start Supplied data

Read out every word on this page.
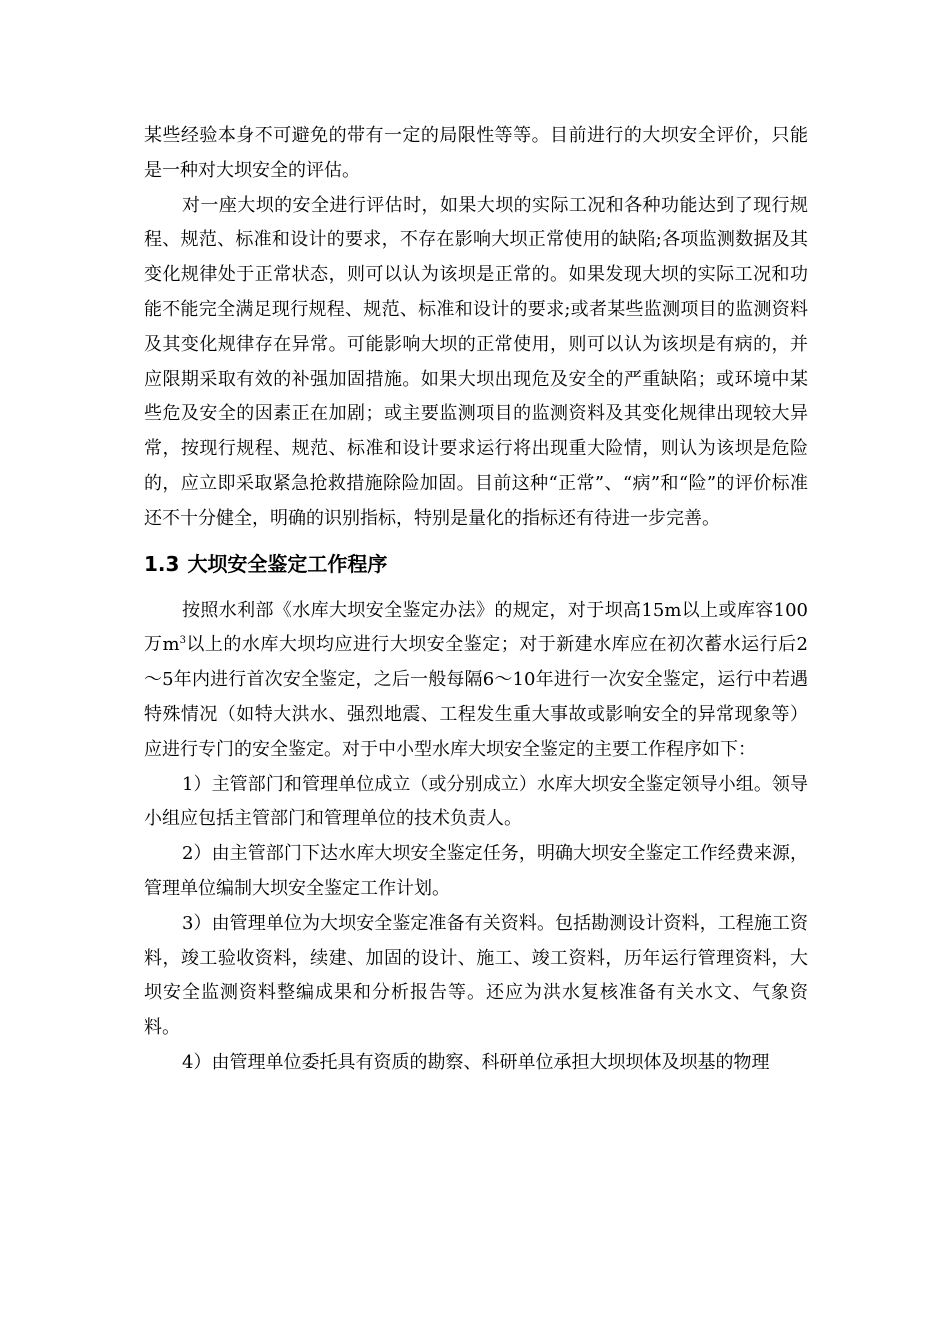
某些经验本身不可避免的带有一定的局限性等等。目前进行的大坝安全评价，只能是一种对大坝安全的评估。

对一座大坝的安全进行评估时，如果大坝的实际工况和各种功能达到了现行规程、规范、标准和设计的要求，不存在影响大坝正常使用的缺陷;各项监测数据及其变化规律处于正常状态，则可以认为该坝是正常的。如果发现大坝的实际工况和功能不能完全满足现行规程、规范、标准和设计的要求;或者某些监测项目的监测资料及其变化规律存在异常。可能影响大坝的正常使用，则可以认为该坝是有病的，并应限期采取有效的补强加固措施。如果大坝出现危及安全的严重缺陷；或环境中某些危及安全的因素正在加剧；或主要监测项目的监测资料及其变化规律出现较大异常，按现行规程、规范、标准和设计要求运行将出现重大险情，则认为该坝是危险的，应立即采取紧急抢救措施除险加固。目前这种“正常”、“病”和“险”的评价标准还不十分健全，明确的识别指标，特别是量化的指标还有待进一步完善。

1.3 大坝安全鉴定工作程序

按照水利部《水库大坝安全鉴定办法》的规定，对于坝高15m以上或库容100万$m^3$以上的水库大坝均应进行大坝安全鉴定；对于新建水库应在初次蓄水运行后2～5年内进行首次安全鉴定，之后一般每隔6～10年进行一次安全鉴定，运行中若遇特殊情况（如特大洪水、强烈地震、工程发生重大事故或影响安全的异常现象等）应进行专门的安全鉴定。对于中小型水库大坝安全鉴定的主要工作程序如下：

1）主管部门和管理单位成立（或分别成立）水库大坝安全鉴定领导小组。领导小组应包括主管部门和管理单位的技术负责人。

2）由主管部门下达水库大坝安全鉴定任务，明确大坝安全鉴定工作经费来源，管理单位编制大坝安全鉴定工作计划。

3）由管理单位为大坝安全鉴定准备有关资料。包括勘测设计资料，工程施工资料，竣工验收资料，续建、加固的设计、施工、竣工资料，历年运行管理资料，大坝安全监测资料整编成果和分析报告等。还应为洪水复核准备有关水文、气象资料。

4）由管理单位委托具有资质的勘察、科研单位承担大坝坝体及坝基的物理
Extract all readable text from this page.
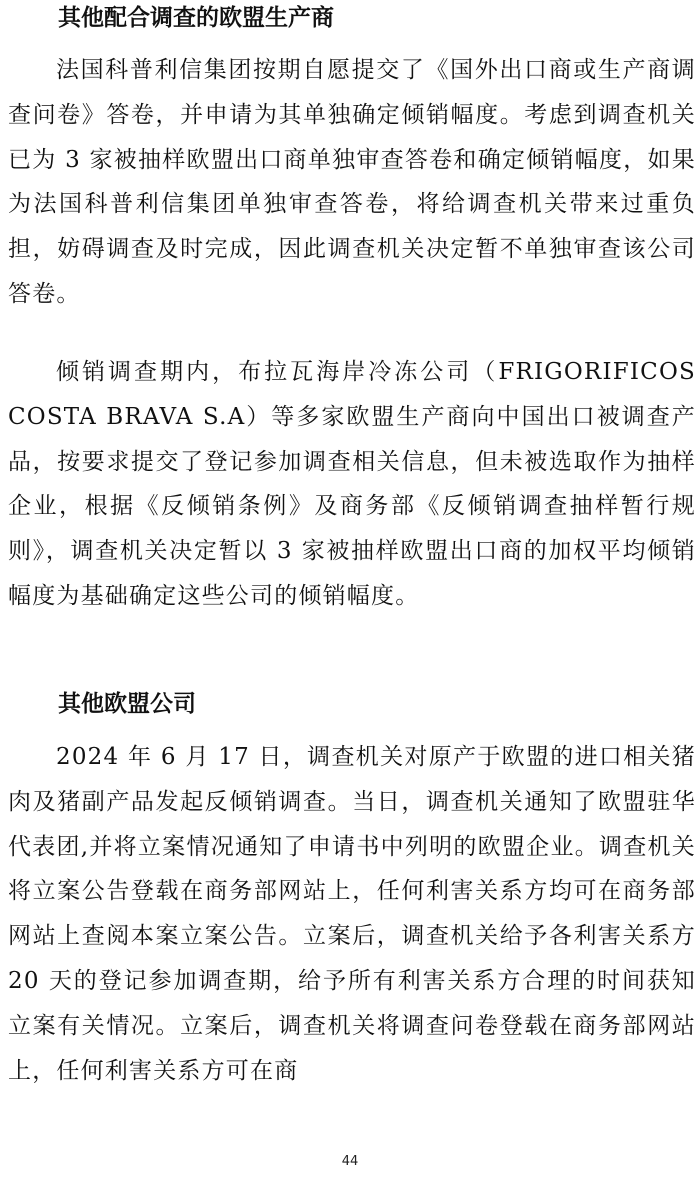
其他配合调查的欧盟生产商

法国科普利信集团按期自愿提交了《国外出口商或生产商调查问卷》答卷，并申请为其单独确定倾销幅度。考虑到调查机关已为 3 家被抽样欧盟出口商单独审查答卷和确定倾销幅度，如果为法国科普利信集团单独审查答卷，将给调查机关带来过重负担，妨碍调查及时完成，因此调查机关决定暂不单独审查该公司答卷。

倾销调查期内，布拉瓦海岸冷冻公司（FRIGORIFICOS COSTA BRAVA S.A）等多家欧盟生产商向中国出口被调查产品，按要求提交了登记参加调查相关信息，但未被选取作为抽样企业，根据《反倾销条例》及商务部《反倾销调查抽样暂行规则》，调查机关决定暂以 3 家被抽样欧盟出口商的加权平均倾销幅度为基础确定这些公司的倾销幅度。

其他欧盟公司

2024 年 6 月 17 日，调查机关对原产于欧盟的进口相关猪肉及猪副产品发起反倾销调查。当日，调查机关通知了欧盟驻华代表团,并将立案情况通知了申请书中列明的欧盟企业。调查机关将立案公告登载在商务部网站上，任何利害关系方均可在商务部网站上查阅本案立案公告。立案后，调查机关给予各利害关系方 20 天的登记参加调查期，给予所有利害关系方合理的时间获知立案有关情况。立案后，调查机关将调查问卷登载在商务部网站上，任何利害关系方可在商

44
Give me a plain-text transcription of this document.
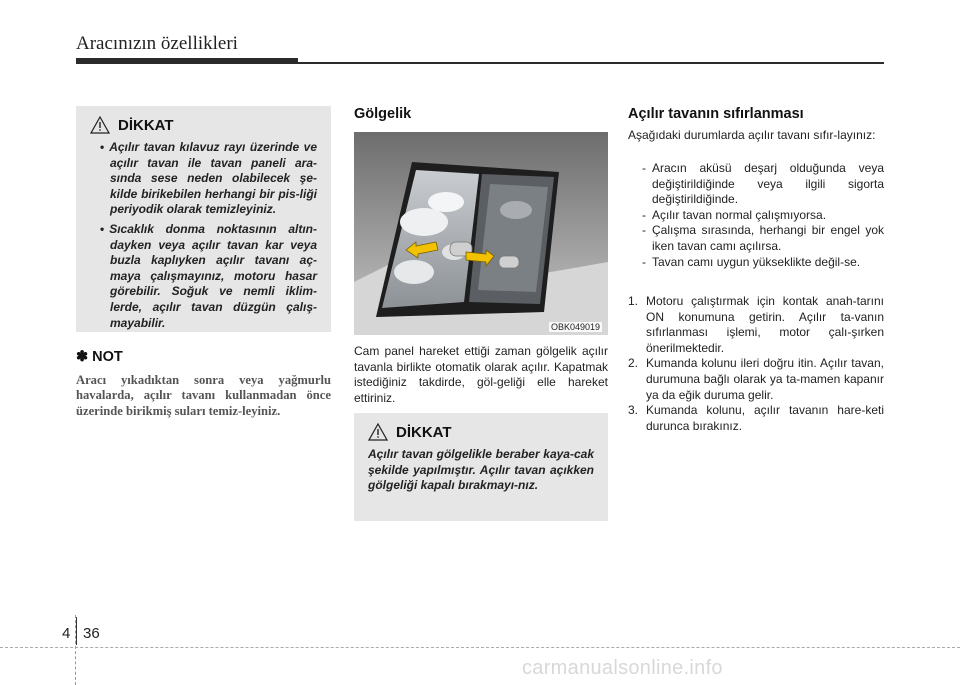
Aracınızın özellikleri
DİKKAT
• Açılır tavan kılavuz rayı üzerinde ve açılır tavan ile tavan paneli ara-sında sese neden olabilecek şe-kilde birikebilen herhangi bir pis-liği periyodik olarak temizleyiniz.
• Sıcaklık donma noktasının altın-dayken veya açılır tavan kar veya buzla kaplıyken açılır tavanı aç-maya çalışmayınız, motoru hasar görebilir. Soğuk ve nemli iklim-lerde, açılır tavan düzgün çalış-mayabilir.
✽ NOT
Aracı yıkadıktan sonra veya yağmurlu havalarda, açılır tavanı kullanmadan önce üzerinde birikmiş suları temiz-leyiniz.
Gölgelik
OBK049019
Cam panel hareket ettiği zaman gölgelik açılır tavanla birlikte otomatik olarak açılır. Kapatmak istediğiniz takdirde, göl-geliği elle hareket ettiriniz.
DİKKAT

Açılır tavan gölgelikle beraber kaya-cak şekilde yapılmıştır. Açılır tavan açıkken gölgeliği kapalı bırakmayı-nız.

Açılır tavanın sıfırlanması
Aşağıdaki durumlarda açılır tavanı sıfır-layınız:
- Aracın aküsü deşarj olduğunda veya değiştirildiğinde veya ilgili sigorta değiştirildiğinde.
- Açılır tavan normal çalışmıyorsa.
- Çalışma sırasında, herhangi bir engel yok iken tavan camı açılırsa.
- Tavan camı uygun yükseklikte değil-se.
1. Motoru çalıştırmak için kontak anah-tarını ON konumuna getirin. Açılır ta-vanın sıfırlanması işlemi, motor çalı-şırken önerilmektedir.
2. Kumanda kolunu ileri doğru itin. Açılır tavan, durumuna bağlı olarak ya ta-mamen kapanır ya da eğik duruma gelir.
3. Kumanda kolunu, açılır tavanın hare-keti durunca bırakınız.
4 36
carmanualsonline.info
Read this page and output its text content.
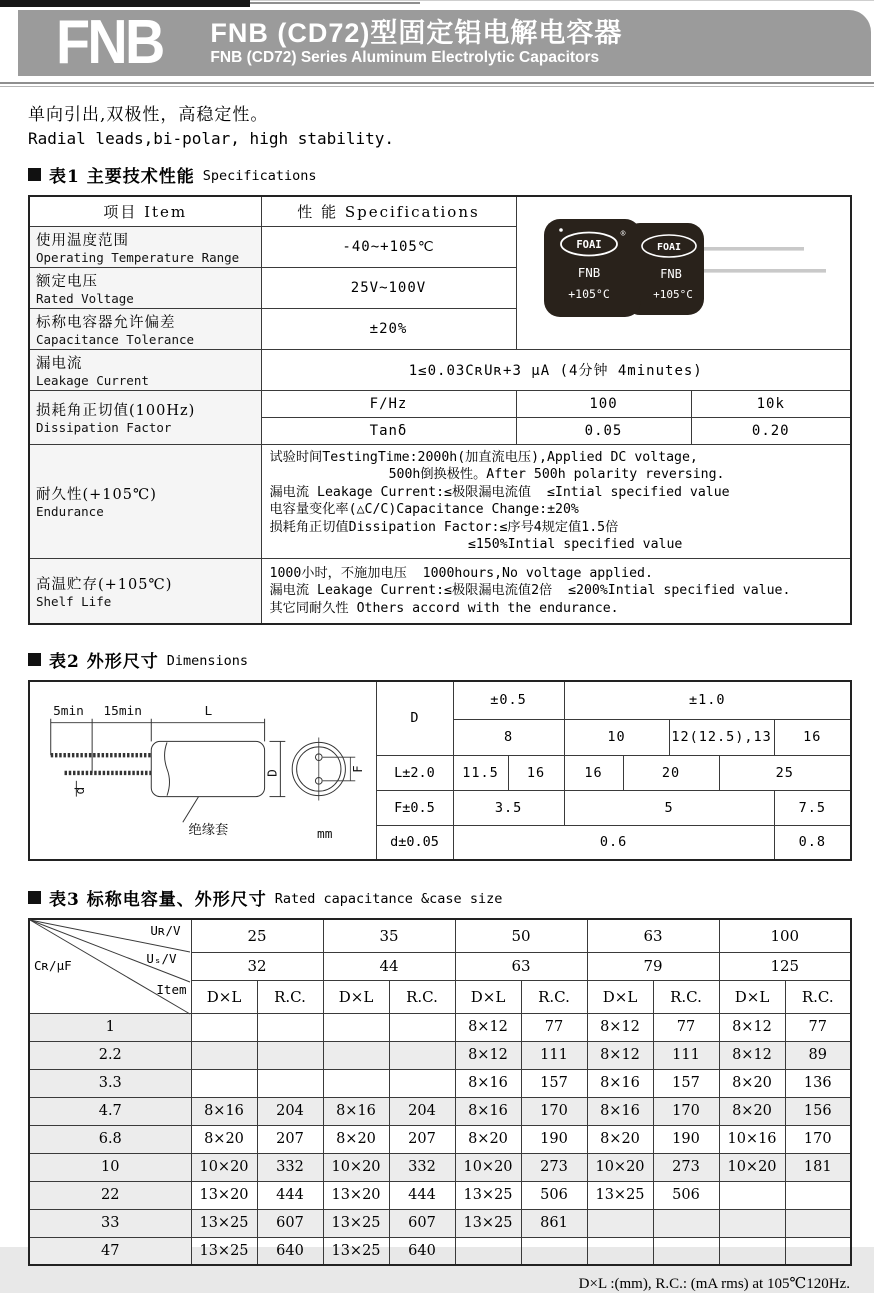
FNB FNB (CD72)型固定铝电解电容器
FNB (CD72) Series Aluminum Electrolytic Capacitors
单向引出,双极性，高稳定性。
Radial leads,bi-polar, high stability.
表1 主要技术性能 Specifications
项目 Item	性 能 Specifications	
FOAI
FNB
+105°C
FOAI
®
FNB
+105°C

使用温度范围
Operating Temperature Range	-40~+105℃		

额定电压
Rated Voltage	25V~100V		

标称电容器允许偏差
Capacitance Tolerance	±20%		

漏电流
Leakage Current	1≤0.03CʀUʀ+3 μA (4分钟 4minutes)		

损耗角正切值(100Hz)
Dissipation Factor	F/Hz	100	10k
	Tanδ	0.05	0.20

耐久性(+105℃)
Endurance

试验时间TestingTime:2000h(加直流电压),Applied DC voltage,
500h倒换极性。After 500h polarity reversing.
漏电流 Leakage Current:≤极限漏电流值  ≤Intial specified value
电容量变化率(△C/C)Capacitance Change:±20%
损耗角正切值Dissipation Factor:≤序号4规定值1.5倍
≤150%Intial specified value

高温贮存(+105℃)
Shelf Life

1000小时，不施加电压  1000hours,No voltage applied.
漏电流 Leakage Current:≤极限漏电流值2倍  ≤200%Intial specified value.
其它同耐久性 Others accord with the endurance.
表2 外形尺寸 Dimensions
5min 15min	L
D
d
绝缘套
F
mm
	D	±0.5	±1.0
		8		10		12(12.5),13		16
	L±2.0	11.5	16	16	20		25	
	F±0.5	3.5		5				7.5
	d±0.05	0.6						0.8
表3 标称电容量、外形尺寸 Rated capacitance &case size
Uʀ/V
Uₛ/V
Item
Cʀ/μF	25		35		50		63		100	
	32		44		63		79		125	
	D×L	R.C.	D×L	R.C.	D×L	R.C.	D×L	R.C.	D×L	R.C.
1					8×12	77	8×12	77	8×12	77
2.2					8×12	111	8×12	111	8×12	89
3.3					8×16	157	8×16	157	8×20	136
4.7	8×16	204	8×16	204	8×16	170	8×16	170	8×20	156
6.8	8×20	207	8×20	207	8×20	190	8×20	190	10×16	170
10	10×20	332	10×20	332	10×20	273	10×20	273	10×20	181
22	13×20	444	13×20	444	13×25	506	13×25	506		
33	13×25	607	13×25	607	13×25	861				
47	13×25	640	13×25	640						
D×L :(mm), R.C.: (mA rms) at 105℃120Hz.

end Supplied data

** Required work **
Which lines include the word "tavanın"? Copy every one of them.

** Expected output **
Açılır tavanın sıfırlanması
3. Kumanda kolunu, açılır tavanın hare-keti durunca bırakınız.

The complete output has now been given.